start RECORDS SUPPLIED
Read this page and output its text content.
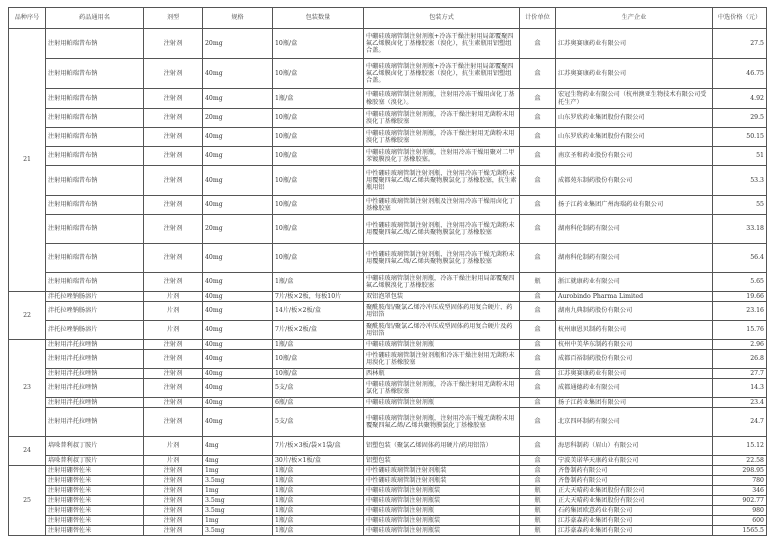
品种序号	药品通用名	剂型	规格	包装数量	包装方式	计价单位	生产企业	中选价格（元）
21	注射用帕瑞昔布钠	注射剂	20mg	10瓶/盒	中硼硅玻璃管制注射剂瓶+冷冻干燥注射用局部覆聚四氟乙烯膜卤化丁基橡胶塞（溴化），抗生素瓶用铝塑组合盖。	盒	江苏奥赛康药业有限公司	27.5
	注射用帕瑞昔布钠	注射剂	40mg	10瓶/盒	中硼硅玻璃管制注射剂瓶+冷冻干燥注射用局部覆聚四氟乙烯膜卤化丁基橡胶塞（溴化），抗生素瓶用铝塑组合盖。	盒	江苏奥赛康药业有限公司	46.75
	注射用帕瑞昔布钠	注射剂	40mg	1瓶/盒	中硼硅玻璃管制注射剂瓶，注射用冷冻干燥用卤化丁基橡胶塞（溴化）。	盒	宏冠生物药业有限公司（杭州澳亚生物技术有限公司受托生产）	4.92
	注射用帕瑞昔布钠	注射剂	20mg	10瓶/盒	中硼硅玻璃管制注射剂瓶，冷冻干燥注射用无菌粉末用溴化丁基橡胶塞	盒	山东罗欣药业集团股份有限公司	29.5
	注射用帕瑞昔布钠	注射剂	40mg	10瓶/盒	中硼硅玻璃管制注射剂瓶，冷冻干燥注射用无菌粉末用溴化丁基橡胶塞	盒	山东罗欣药业集团股份有限公司	50.15
	注射用帕瑞昔布钠	注射剂	40mg	10瓶/盒	中硼硅玻璃管制注射剂瓶，注射用冷冻干燥用聚对二甲苯镀膜溴化丁基橡胶塞。	盒	南京圣和药业股份有限公司	51
	注射用帕瑞昔布钠	注射剂	40mg	10瓶/盒	中性硼硅玻璃管制注射剂瓶，注射用冷冻干燥无菌粉末用覆聚四氟乙烯/乙烯共聚物膜氯化丁基橡胶塞，抗生素瓶用铝	盒	成都苑东制药股份有限公司	53.3
	注射用帕瑞昔布钠	注射剂	40mg	10瓶/盒	中性硼硅玻璃管制注射剂瓶及注射用冷冻干燥用卤化丁基橡胶塞	盒	扬子江药业集团广州海瑞药业有限公司	55
	注射用帕瑞昔布钠	注射剂	20mg	10瓶/盒	中性硼硅玻璃管制注射剂瓶、注射用冷冻干燥无菌粉末用覆聚四氟乙烯/乙烯共聚物膜氯化丁基橡胶塞	盒	湖南科伦制药有限公司	33.18
	注射用帕瑞昔布钠	注射剂	40mg	10瓶/盒	中性硼硅玻璃管制注射剂瓶、注射用冷冻干燥无菌粉末用覆聚四氟乙烯/乙烯共聚物膜氯化丁基橡胶塞	盒	湖南科伦制药有限公司	56.4
	注射用帕瑞昔布钠	注射剂	40mg	1瓶/盒	中硼硅玻璃管制注射剂瓶，冷冻干燥注射用局部覆聚四氟乙烯膜溴化丁基橡胶塞	瓶	浙江就康药业有限公司	5.65
22	泮托拉唑钠肠溶片	片剂	40mg	7片/板×2板，每板10片	双铝泡罩包装	盒	Aurobindo Pharma Limited	19.66
	泮托拉唑钠肠溶片	片剂	40mg	14片/板×2板/盒	聚酰胺/铝/聚氯乙烯冷冲压成型固体药用复合硬片、药用铝箔	盒	湖南九典制药股份有限公司	23.16
	泮托拉唑钠肠溶片	片剂	40mg	7片/板×2板/盒	聚酰胺/铝/聚氯乙烯冷冲压成型固体药用复合硬片及药用铝箔	盒	杭州康恩贝制药有限公司	15.76
23	注射用泮托拉唑钠	注射剂	40mg	1瓶/盒	中硼硅玻璃管制注射剂瓶	盒	杭州中美华东制药有限公司	2.96
	注射用泮托拉唑钠	注射剂	40mg	10瓶/盒	中性硼硅玻璃管制注射剂瓶和冷冻干燥注射用无菌粉末用溴化丁基橡胶塞	盒	成都百裕制药股份有限公司	26.8
	注射用泮托拉唑钠	注射剂	40mg	10瓶/盒	西林瓶	盒	江苏奥赛康药业有限公司	27.7
	注射用泮托拉唑钠	注射剂	40mg	5支/盒	中硼硅玻璃管制注射剂瓶，冷冻干燥注射用无菌粉末用氯化丁基橡胶塞	盒	成都通德药业有限公司	14.3
	注射用泮托拉唑钠	注射剂	40mg	6瓶/盒	中硼硅玻璃管制注射剂瓶	盒	扬子江药业集团有限公司	23.4
	注射用泮托拉唑钠	注射剂	40mg	5支/盒	中硼硅玻璃管制注射剂瓶，注射用冷冻干燥无菌粉末用覆聚四氟乙烯/乙烯共聚物膜氯化丁基橡胶塞	盒	北京四环制药有限公司	24.7
24	培哚普利叔丁胺片	片剂	4mg	7片/板×3板/袋×1袋/盒	铝塑包装（聚氯乙烯固体药用硬片/药用铝箔）	盒	海思科制药（眉山）有限公司	15.12
	培哚普利叔丁胺片	片剂	4mg	30片/板×1板/盒	铝塑包装	盒	宁波美诺华天康药业有限公司	22.58
25	注射用硼替佐米	注射剂	1mg	1瓶/盒	中性硼硅玻璃管制注射剂瓶装	盒	齐鲁制药有限公司	298.95
	注射用硼替佐米	注射剂	3.5mg	1瓶/盒	中性硼硅玻璃管制注射剂瓶装	盒	齐鲁制药有限公司	780
	注射用硼替佐米	注射剂	1mg	1瓶/盒	中硼硅玻璃管制注射剂瓶装	瓶	正大天晴药业集团股份有限公司	346
	注射用硼替佐米	注射剂	3.5mg	1瓶/盒	中硼硅玻璃管制注射剂瓶装	瓶	正大天晴药业集团股份有限公司	902.77
	注射用硼替佐米	注射剂	3.5mg	1瓶/盒	中硼硅玻璃管制注射剂瓶	瓶	石药集团欧意药业有限公司	980
	注射用硼替佐米	注射剂	1mg	1瓶/盒	中硼硅玻璃管制注射剂瓶装	瓶	江苏豪森药业集团有限公司	600
	注射用硼替佐米	注射剂	3.5mg	1瓶/盒	中硼硅玻璃管制注射剂瓶装	瓶	江苏豪森药业集团有限公司	1565.5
end RECORDS SUPPLIED
== DO THIS ==
With the pictures left out, transcribe the material exactly.

== ANSWER TO THIS TASK ==
Read this page and output its text content.
品种序号	药品通用名	剂型	规格	包装数量	包装方式	计价单位	生产企业	中选价格（元）
21	注射用帕瑞昔布钠	注射剂	20mg	10瓶/盒	中硼硅玻璃管制注射剂瓶+冷冻干燥注射用局部覆聚四氟乙烯膜卤化丁基橡胶塞（溴化），抗生素瓶用铝塑组合盖。	盒	江苏奥赛康药业有限公司	27.5
	注射用帕瑞昔布钠	注射剂	40mg	10瓶/盒	中硼硅玻璃管制注射剂瓶+冷冻干燥注射用局部覆聚四氟乙烯膜卤化丁基橡胶塞（溴化），抗生素瓶用铝塑组合盖。	盒	江苏奥赛康药业有限公司	46.75
	注射用帕瑞昔布钠	注射剂	40mg	1瓶/盒	中硼硅玻璃管制注射剂瓶，注射用冷冻干燥用卤化丁基橡胶塞（溴化）。	盒	宏冠生物药业有限公司（杭州澳亚生物技术有限公司受托生产）	4.92
	注射用帕瑞昔布钠	注射剂	20mg	10瓶/盒	中硼硅玻璃管制注射剂瓶，冷冻干燥注射用无菌粉末用溴化丁基橡胶塞	盒	山东罗欣药业集团股份有限公司	29.5
	注射用帕瑞昔布钠	注射剂	40mg	10瓶/盒	中硼硅玻璃管制注射剂瓶，冷冻干燥注射用无菌粉末用溴化丁基橡胶塞	盒	山东罗欣药业集团股份有限公司	50.15
	注射用帕瑞昔布钠	注射剂	40mg	10瓶/盒	中硼硅玻璃管制注射剂瓶，注射用冷冻干燥用聚对二甲苯镀膜溴化丁基橡胶塞。	盒	南京圣和药业股份有限公司	51
	注射用帕瑞昔布钠	注射剂	40mg	10瓶/盒	中性硼硅玻璃管制注射剂瓶，注射用冷冻干燥无菌粉末用覆聚四氟乙烯/乙烯共聚物膜氯化丁基橡胶塞，抗生素瓶用铝	盒	成都苑东制药股份有限公司	53.3
	注射用帕瑞昔布钠	注射剂	40mg	10瓶/盒	中性硼硅玻璃管制注射剂瓶及注射用冷冻干燥用卤化丁基橡胶塞	盒	扬子江药业集团广州海瑞药业有限公司	55
	注射用帕瑞昔布钠	注射剂	20mg	10瓶/盒	中性硼硅玻璃管制注射剂瓶、注射用冷冻干燥无菌粉末用覆聚四氟乙烯/乙烯共聚物膜氯化丁基橡胶塞	盒	湖南科伦制药有限公司	33.18
	注射用帕瑞昔布钠	注射剂	40mg	10瓶/盒	中性硼硅玻璃管制注射剂瓶、注射用冷冻干燥无菌粉末用覆聚四氟乙烯/乙烯共聚物膜氯化丁基橡胶塞	盒	湖南科伦制药有限公司	56.4
	注射用帕瑞昔布钠	注射剂	40mg	1瓶/盒	中硼硅玻璃管制注射剂瓶，冷冻干燥注射用局部覆聚四氟乙烯膜溴化丁基橡胶塞	瓶	浙江就康药业有限公司	5.65
22	泮托拉唑钠肠溶片	片剂	40mg	7片/板×2板，每板10片	双铝泡罩包装	盒	Aurobindo Pharma Limited	19.66
	泮托拉唑钠肠溶片	片剂	40mg	14片/板×2板/盒	聚酰胺/铝/聚氯乙烯冷冲压成型固体药用复合硬片、药用铝箔	盒	湖南九典制药股份有限公司	23.16
	泮托拉唑钠肠溶片	片剂	40mg	7片/板×2板/盒	聚酰胺/铝/聚氯乙烯冷冲压成型固体药用复合硬片及药用铝箔	盒	杭州康恩贝制药有限公司	15.76
23	注射用泮托拉唑钠	注射剂	40mg	1瓶/盒	中硼硅玻璃管制注射剂瓶	盒	杭州中美华东制药有限公司	2.96
	注射用泮托拉唑钠	注射剂	40mg	10瓶/盒	中性硼硅玻璃管制注射剂瓶和冷冻干燥注射用无菌粉末用溴化丁基橡胶塞	盒	成都百裕制药股份有限公司	26.8
	注射用泮托拉唑钠	注射剂	40mg	10瓶/盒	西林瓶	盒	江苏奥赛康药业有限公司	27.7
	注射用泮托拉唑钠	注射剂	40mg	5支/盒	中硼硅玻璃管制注射剂瓶，冷冻干燥注射用无菌粉末用氯化丁基橡胶塞	盒	成都通德药业有限公司	14.3
	注射用泮托拉唑钠	注射剂	40mg	6瓶/盒	中硼硅玻璃管制注射剂瓶	盒	扬子江药业集团有限公司	23.4
	注射用泮托拉唑钠	注射剂	40mg	5支/盒	中硼硅玻璃管制注射剂瓶，注射用冷冻干燥无菌粉末用覆聚四氟乙烯/乙烯共聚物膜氯化丁基橡胶塞	盒	北京四环制药有限公司	24.7
24	培哚普利叔丁胺片	片剂	4mg	7片/板×3板/袋×1袋/盒	铝塑包装（聚氯乙烯固体药用硬片/药用铝箔）	盒	海思科制药（眉山）有限公司	15.12
	培哚普利叔丁胺片	片剂	4mg	30片/板×1板/盒	铝塑包装	盒	宁波美诺华天康药业有限公司	22.58
25	注射用硼替佐米	注射剂	1mg	1瓶/盒	中性硼硅玻璃管制注射剂瓶装	盒	齐鲁制药有限公司	298.95
	注射用硼替佐米	注射剂	3.5mg	1瓶/盒	中性硼硅玻璃管制注射剂瓶装	盒	齐鲁制药有限公司	780
	注射用硼替佐米	注射剂	1mg	1瓶/盒	中硼硅玻璃管制注射剂瓶装	瓶	正大天晴药业集团股份有限公司	346
	注射用硼替佐米	注射剂	3.5mg	1瓶/盒	中硼硅玻璃管制注射剂瓶装	瓶	正大天晴药业集团股份有限公司	902.77
	注射用硼替佐米	注射剂	3.5mg	1瓶/盒	中硼硅玻璃管制注射剂瓶	瓶	石药集团欧意药业有限公司	980
	注射用硼替佐米	注射剂	1mg	1瓶/盒	中硼硅玻璃管制注射剂瓶装	瓶	江苏豪森药业集团有限公司	600
	注射用硼替佐米	注射剂	3.5mg	1瓶/盒	中硼硅玻璃管制注射剂瓶装	瓶	江苏豪森药业集团有限公司	1565.5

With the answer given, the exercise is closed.